• Problem statement
All records below must be retyped exactly.

Data records

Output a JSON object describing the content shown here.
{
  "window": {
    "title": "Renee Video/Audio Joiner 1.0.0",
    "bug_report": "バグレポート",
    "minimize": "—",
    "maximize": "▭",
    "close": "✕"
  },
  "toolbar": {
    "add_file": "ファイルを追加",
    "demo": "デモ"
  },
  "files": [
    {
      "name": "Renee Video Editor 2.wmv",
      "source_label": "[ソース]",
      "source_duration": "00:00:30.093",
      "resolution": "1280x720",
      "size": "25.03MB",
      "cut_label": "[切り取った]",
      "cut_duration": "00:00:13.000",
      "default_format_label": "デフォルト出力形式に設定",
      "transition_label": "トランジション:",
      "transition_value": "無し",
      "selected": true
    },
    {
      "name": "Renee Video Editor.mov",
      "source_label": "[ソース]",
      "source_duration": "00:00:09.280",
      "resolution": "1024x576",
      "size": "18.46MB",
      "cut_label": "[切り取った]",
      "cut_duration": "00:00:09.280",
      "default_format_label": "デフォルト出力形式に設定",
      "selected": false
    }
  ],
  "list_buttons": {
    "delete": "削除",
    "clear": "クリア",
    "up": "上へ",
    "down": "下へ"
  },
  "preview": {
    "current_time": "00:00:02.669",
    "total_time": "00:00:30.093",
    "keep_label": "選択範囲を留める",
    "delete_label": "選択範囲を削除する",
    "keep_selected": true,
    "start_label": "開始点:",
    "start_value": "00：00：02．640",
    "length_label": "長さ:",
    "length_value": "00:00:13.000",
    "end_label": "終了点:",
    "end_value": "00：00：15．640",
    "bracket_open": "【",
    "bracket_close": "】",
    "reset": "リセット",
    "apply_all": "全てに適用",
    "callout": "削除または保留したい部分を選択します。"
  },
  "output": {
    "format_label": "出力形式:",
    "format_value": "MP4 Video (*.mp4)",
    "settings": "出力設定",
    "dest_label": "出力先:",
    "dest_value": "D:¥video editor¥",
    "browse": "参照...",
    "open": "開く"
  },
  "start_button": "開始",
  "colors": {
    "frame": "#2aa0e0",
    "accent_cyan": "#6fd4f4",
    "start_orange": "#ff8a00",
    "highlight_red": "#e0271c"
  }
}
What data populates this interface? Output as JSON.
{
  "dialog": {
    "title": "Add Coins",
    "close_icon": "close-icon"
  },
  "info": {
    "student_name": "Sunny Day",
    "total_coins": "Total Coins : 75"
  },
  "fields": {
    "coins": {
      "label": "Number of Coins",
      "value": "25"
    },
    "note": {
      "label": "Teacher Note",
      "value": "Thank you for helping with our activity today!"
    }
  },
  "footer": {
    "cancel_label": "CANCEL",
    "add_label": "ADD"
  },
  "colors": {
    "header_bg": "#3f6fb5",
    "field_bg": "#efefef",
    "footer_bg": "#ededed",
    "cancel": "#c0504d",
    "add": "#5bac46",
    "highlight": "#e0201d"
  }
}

• The answer
Output a JSON object describing the content shown here.
{
  "window": {
    "title": "Renee Video/Audio Joiner 1.0.0",
    "bug_report": "バグレポート",
    "minimize": "—",
    "maximize": "▭",
    "close": "✕"
  },
  "toolbar": {
    "add_file": "ファイルを追加",
    "demo": "デモ"
  },
  "files": [
    {
      "name": "Renee Video Editor 2.wmv",
      "source_label": "[ソース]",
      "source_duration": "00:00:30.093",
      "resolution": "1280x720",
      "size": "25.03MB",
      "cut_label": "[切り取った]",
      "cut_duration": "00:00:13.000",
      "default_format_label": "デフォルト出力形式に設定",
      "transition_label": "トランジション:",
      "transition_value": "無し",
      "selected": true
    },
    {
      "name": "Renee Video Editor.mov",
      "source_label": "[ソース]",
      "source_duration": "00:00:09.280",
      "resolution": "1024x576",
      "size": "18.46MB",
      "cut_label": "[切り取った]",
      "cut_duration": "00:00:09.280",
      "default_format_label": "デフォルト出力形式に設定",
      "selected": false
    }
  ],
  "list_buttons": {
    "delete": "削除",
    "clear": "クリア",
    "up": "上へ",
    "down": "下へ"
  },
  "preview": {
    "current_time": "00:00:02.669",
    "total_time": "00:00:30.093",
    "keep_label": "選択範囲を留める",
    "delete_label": "選択範囲を削除する",
    "keep_selected": true,
    "start_label": "開始点:",
    "start_value": "00：00：02．640",
    "length_label": "長さ:",
    "length_value": "00:00:13.000",
    "end_label": "終了点:",
    "end_value": "00：00：15．640",
    "bracket_open": "【",
    "bracket_close": "】",
    "reset": "リセット",
    "apply_all": "全てに適用",
    "callout": "削除または保留したい部分を選択します。"
  },
  "output": {
    "format_label": "出力形式:",
    "format_value": "MP4 Video (*.mp4)",
    "settings": "出力設定",
    "dest_label": "出力先:",
    "dest_value": "D:¥video editor¥",
    "browse": "参照...",
    "open": "開く"
  },
  "start_button": "開始",
  "colors": {
    "frame": "#2aa0e0",
    "accent_cyan": "#6fd4f4",
    "start_orange": "#ff8a00",
    "highlight_red": "#e0271c"
  }
}
What data populates this interface? Output as JSON.
{
  "dialog": {
    "title": "Add Coins",
    "close_icon": "close-icon"
  },
  "info": {
    "student_name": "Sunny Day",
    "total_coins": "Total Coins : 75"
  },
  "fields": {
    "coins": {
      "label": "Number of Coins",
      "value": "25"
    },
    "note": {
      "label": "Teacher Note",
      "value": "Thank you for helping with our activity today!"
    }
  },
  "footer": {
    "cancel_label": "CANCEL",
    "add_label": "ADD"
  },
  "colors": {
    "header_bg": "#3f6fb5",
    "field_bg": "#efefef",
    "footer_bg": "#ededed",
    "cancel": "#c0504d",
    "add": "#5bac46",
    "highlight": "#e0201d"
  }
}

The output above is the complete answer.